====== DATA SHOWN

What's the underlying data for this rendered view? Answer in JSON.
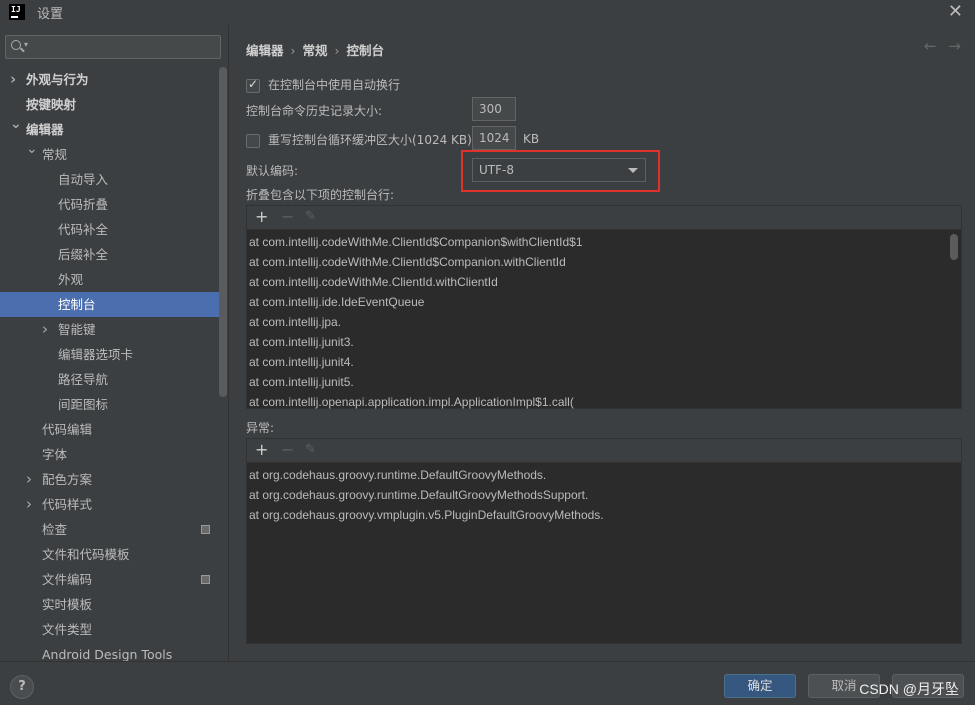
{
  "window": {
    "title": "设置",
    "logo_text": "IJ"
  },
  "search": {
    "placeholder": ""
  },
  "tree": [
    {
      "label": "外观与行为",
      "indent": 26,
      "chevron": "right",
      "bold": true
    },
    {
      "label": "按键映射",
      "indent": 26,
      "bold": true
    },
    {
      "label": "编辑器",
      "indent": 26,
      "chevron": "down",
      "bold": true
    },
    {
      "label": "常规",
      "indent": 42,
      "chevron": "down"
    },
    {
      "label": "自动导入",
      "indent": 58
    },
    {
      "label": "代码折叠",
      "indent": 58
    },
    {
      "label": "代码补全",
      "indent": 58
    },
    {
      "label": "后缀补全",
      "indent": 58
    },
    {
      "label": "外观",
      "indent": 58
    },
    {
      "label": "控制台",
      "indent": 58,
      "selected": true
    },
    {
      "label": "智能键",
      "indent": 58,
      "chevron": "right"
    },
    {
      "label": "编辑器选项卡",
      "indent": 58
    },
    {
      "label": "路径导航",
      "indent": 58
    },
    {
      "label": "间距图标",
      "indent": 58
    },
    {
      "label": "代码编辑",
      "indent": 42
    },
    {
      "label": "字体",
      "indent": 42
    },
    {
      "label": "配色方案",
      "indent": 42,
      "chevron": "right"
    },
    {
      "label": "代码样式",
      "indent": 42,
      "chevron": "right"
    },
    {
      "label": "检查",
      "indent": 42,
      "icon": true
    },
    {
      "label": "文件和代码模板",
      "indent": 42
    },
    {
      "label": "文件编码",
      "indent": 42,
      "icon": true
    },
    {
      "label": "实时模板",
      "indent": 42
    },
    {
      "label": "文件类型",
      "indent": 42
    },
    {
      "label": "Android Design Tools",
      "indent": 42
    }
  ],
  "breadcrumb": {
    "part1": "编辑器",
    "part2": "常规",
    "part3": "控制台",
    "sep": "›"
  },
  "nav": {
    "back": "←",
    "forward": "→"
  },
  "settings": {
    "soft_wrap_label": "在控制台中使用自动换行",
    "history_label": "控制台命令历史记录大小:",
    "history_value": "300",
    "override_label": "重写控制台循环缓冲区大小(1024 KB)",
    "override_value": "1024",
    "override_unit": "KB",
    "encoding_label": "默认编码:",
    "encoding_value": "UTF-8",
    "fold_label": "折叠包含以下项的控制台行:",
    "exceptions_label": "异常:"
  },
  "fold_lines": [
    "at com.intellij.codeWithMe.ClientId$Companion$withClientId$1",
    "at com.intellij.codeWithMe.ClientId$Companion.withClientId",
    "at com.intellij.codeWithMe.ClientId.withClientId",
    "at com.intellij.ide.IdeEventQueue",
    "at com.intellij.jpa.",
    "at com.intellij.junit3.",
    "at com.intellij.junit4.",
    "at com.intellij.junit5.",
    "at com.intellij.openapi.application.impl.ApplicationImpl$1.call("
  ],
  "exception_lines": [
    "at org.codehaus.groovy.runtime.DefaultGroovyMethods.",
    "at org.codehaus.groovy.runtime.DefaultGroovyMethodsSupport.",
    "at org.codehaus.groovy.vmplugin.v5.PluginDefaultGroovyMethods."
  ],
  "toolbar": {
    "add": "+",
    "remove": "−",
    "edit": "✎"
  },
  "footer": {
    "help": "?",
    "ok": "确定",
    "cancel": "取消",
    "apply": "",
    "watermark": "CSDN @月牙坠"
  }
}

============

● **WRITTEN PROBLEM**: Print all entries exactly. The images do not belong in the copy.

● **RESULT OF THE TASK**:
What's the underlying data for this rendered view? Answer in JSON.
{
  "window": {
    "title": "设置",
    "logo_text": "IJ"
  },
  "search": {
    "placeholder": ""
  },
  "tree": [
    {
      "label": "外观与行为",
      "indent": 26,
      "chevron": "right",
      "bold": true
    },
    {
      "label": "按键映射",
      "indent": 26,
      "bold": true
    },
    {
      "label": "编辑器",
      "indent": 26,
      "chevron": "down",
      "bold": true
    },
    {
      "label": "常规",
      "indent": 42,
      "chevron": "down"
    },
    {
      "label": "自动导入",
      "indent": 58
    },
    {
      "label": "代码折叠",
      "indent": 58
    },
    {
      "label": "代码补全",
      "indent": 58
    },
    {
      "label": "后缀补全",
      "indent": 58
    },
    {
      "label": "外观",
      "indent": 58
    },
    {
      "label": "控制台",
      "indent": 58,
      "selected": true
    },
    {
      "label": "智能键",
      "indent": 58,
      "chevron": "right"
    },
    {
      "label": "编辑器选项卡",
      "indent": 58
    },
    {
      "label": "路径导航",
      "indent": 58
    },
    {
      "label": "间距图标",
      "indent": 58
    },
    {
      "label": "代码编辑",
      "indent": 42
    },
    {
      "label": "字体",
      "indent": 42
    },
    {
      "label": "配色方案",
      "indent": 42,
      "chevron": "right"
    },
    {
      "label": "代码样式",
      "indent": 42,
      "chevron": "right"
    },
    {
      "label": "检查",
      "indent": 42,
      "icon": true
    },
    {
      "label": "文件和代码模板",
      "indent": 42
    },
    {
      "label": "文件编码",
      "indent": 42,
      "icon": true
    },
    {
      "label": "实时模板",
      "indent": 42
    },
    {
      "label": "文件类型",
      "indent": 42
    },
    {
      "label": "Android Design Tools",
      "indent": 42
    }
  ],
  "breadcrumb": {
    "part1": "编辑器",
    "part2": "常规",
    "part3": "控制台",
    "sep": "›"
  },
  "nav": {
    "back": "←",
    "forward": "→"
  },
  "settings": {
    "soft_wrap_label": "在控制台中使用自动换行",
    "history_label": "控制台命令历史记录大小:",
    "history_value": "300",
    "override_label": "重写控制台循环缓冲区大小(1024 KB)",
    "override_value": "1024",
    "override_unit": "KB",
    "encoding_label": "默认编码:",
    "encoding_value": "UTF-8",
    "fold_label": "折叠包含以下项的控制台行:",
    "exceptions_label": "异常:"
  },
  "fold_lines": [
    "at com.intellij.codeWithMe.ClientId$Companion$withClientId$1",
    "at com.intellij.codeWithMe.ClientId$Companion.withClientId",
    "at com.intellij.codeWithMe.ClientId.withClientId",
    "at com.intellij.ide.IdeEventQueue",
    "at com.intellij.jpa.",
    "at com.intellij.junit3.",
    "at com.intellij.junit4.",
    "at com.intellij.junit5.",
    "at com.intellij.openapi.application.impl.ApplicationImpl$1.call("
  ],
  "exception_lines": [
    "at org.codehaus.groovy.runtime.DefaultGroovyMethods.",
    "at org.codehaus.groovy.runtime.DefaultGroovyMethodsSupport.",
    "at org.codehaus.groovy.vmplugin.v5.PluginDefaultGroovyMethods."
  ],
  "toolbar": {
    "add": "+",
    "remove": "−",
    "edit": "✎"
  },
  "footer": {
    "help": "?",
    "ok": "确定",
    "cancel": "取消",
    "apply": "",
    "watermark": "CSDN @月牙坠"
  }
}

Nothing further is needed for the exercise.